→ **GIVEN PROBLEM**: Extract the records in full, leaving every picture out.

→ **EXERCISE INPUTS**:
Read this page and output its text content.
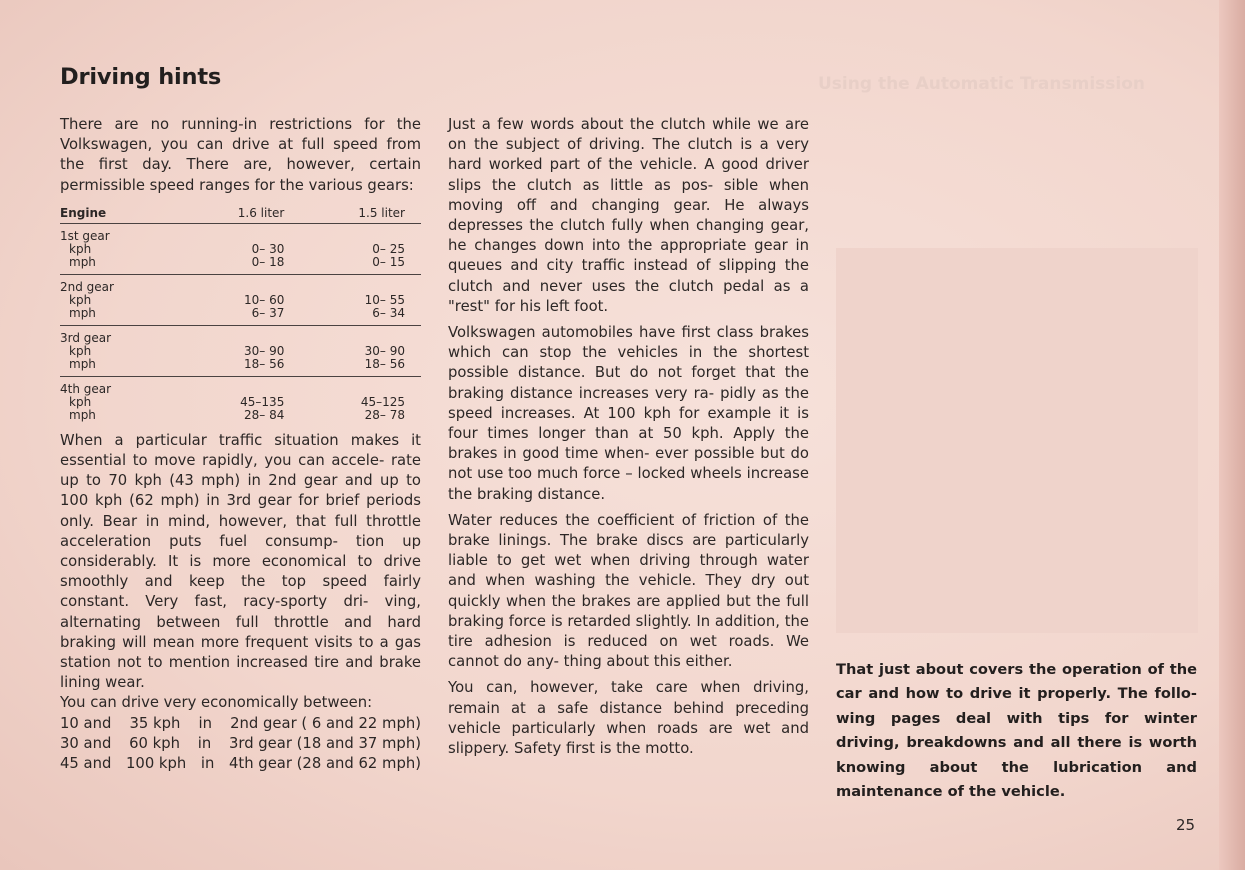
Using the Automatic Transmission
Driving hints

There are no running-in restrictions for the Volkswagen, you can drive at full speed from the first day. There are, however, certain permissible speed ranges for the various gears:

Engine	1.6 liter	1.5 liter
1st gear		
kph	0– 30	0– 25
mph	0– 18	0– 15
2nd gear		
kph	10– 60	10– 55
mph	6– 37	6– 34
3rd gear		
kph	30– 90	30– 90
mph	18– 56	18– 56
4th gear		
kph	45–135	45–125
mph	28– 84	28– 78

When a particular traffic situation makes it essential to move rapidly, you can accele- rate up to 70 kph (43 mph) in 2nd gear and up to 100 kph (62 mph) in 3rd gear for brief periods only. Bear in mind, however, that full throttle acceleration puts fuel consump- tion up considerably. It is more economical to drive smoothly and keep the top speed fairly constant. Very fast, racy-sporty dri- ving, alternating between full throttle and hard braking will mean more frequent visits to a gas station not to mention increased tire and brake lining wear.

You can drive very economically between:

10 and 35 kph in 2nd gear ( 6 and 22 mph)
30 and 60 kph in 3rd gear (18 and 37 mph)
45 and 100 kph in 4th gear (28 and 62 mph)

Just a few words about the clutch while we are on the subject of driving. The clutch is a very hard worked part of the vehicle. A good driver slips the clutch as little as pos- sible when moving off and changing gear. He always depresses the clutch fully when changing gear, he changes down into the appropriate gear in queues and city traffic instead of slipping the clutch and never uses the clutch pedal as a "rest" for his left foot.

Volkswagen automobiles have first class brakes which can stop the vehicles in the shortest possible distance. But do not forget that the braking distance increases very ra- pidly as the speed increases. At 100 kph for example it is four times longer than at 50 kph. Apply the brakes in good time when- ever possible but do not use too much force – locked wheels increase the braking distance.

Water reduces the coefficient of friction of the brake linings. The brake discs are particularly liable to get wet when driving through water and when washing the vehicle. They dry out quickly when the brakes are applied but the full braking force is retarded slightly. In addition, the tire adhesion is reduced on wet roads. We cannot do any- thing about this either.

You can, however, take care when driving, remain at a safe distance behind preceding vehicle particularly when roads are wet and slippery. Safety first is the motto.

That just about covers the operation of the car and how to drive it properly. The follo- wing pages deal with tips for winter driving, breakdowns and all there is worth knowing about the lubrication and maintenance of the vehicle.

25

→ **RESPONSE TO THIS TASK**:
Read this page and output its text content.
Using the Automatic Transmission
Driving hints

There are no running-in restrictions for the Volkswagen, you can drive at full speed from the first day. There are, however, certain permissible speed ranges for the various gears:

Engine	1.6 liter	1.5 liter
1st gear		
kph	0– 30	0– 25
mph	0– 18	0– 15
2nd gear		
kph	10– 60	10– 55
mph	6– 37	6– 34
3rd gear		
kph	30– 90	30– 90
mph	18– 56	18– 56
4th gear		
kph	45–135	45–125
mph	28– 84	28– 78

When a particular traffic situation makes it essential to move rapidly, you can accele- rate up to 70 kph (43 mph) in 2nd gear and up to 100 kph (62 mph) in 3rd gear for brief periods only. Bear in mind, however, that full throttle acceleration puts fuel consump- tion up considerably. It is more economical to drive smoothly and keep the top speed fairly constant. Very fast, racy-sporty dri- ving, alternating between full throttle and hard braking will mean more frequent visits to a gas station not to mention increased tire and brake lining wear.

You can drive very economically between:

10 and 35 kph in 2nd gear ( 6 and 22 mph)
30 and 60 kph in 3rd gear (18 and 37 mph)
45 and 100 kph in 4th gear (28 and 62 mph)

Just a few words about the clutch while we are on the subject of driving. The clutch is a very hard worked part of the vehicle. A good driver slips the clutch as little as pos- sible when moving off and changing gear. He always depresses the clutch fully when changing gear, he changes down into the appropriate gear in queues and city traffic instead of slipping the clutch and never uses the clutch pedal as a "rest" for his left foot.

Volkswagen automobiles have first class brakes which can stop the vehicles in the shortest possible distance. But do not forget that the braking distance increases very ra- pidly as the speed increases. At 100 kph for example it is four times longer than at 50 kph. Apply the brakes in good time when- ever possible but do not use too much force – locked wheels increase the braking distance.

Water reduces the coefficient of friction of the brake linings. The brake discs are particularly liable to get wet when driving through water and when washing the vehicle. They dry out quickly when the brakes are applied but the full braking force is retarded slightly. In addition, the tire adhesion is reduced on wet roads. We cannot do any- thing about this either.

You can, however, take care when driving, remain at a safe distance behind preceding vehicle particularly when roads are wet and slippery. Safety first is the motto.

That just about covers the operation of the car and how to drive it properly. The follo- wing pages deal with tips for winter driving, breakdowns and all there is worth knowing about the lubrication and maintenance of the vehicle.

25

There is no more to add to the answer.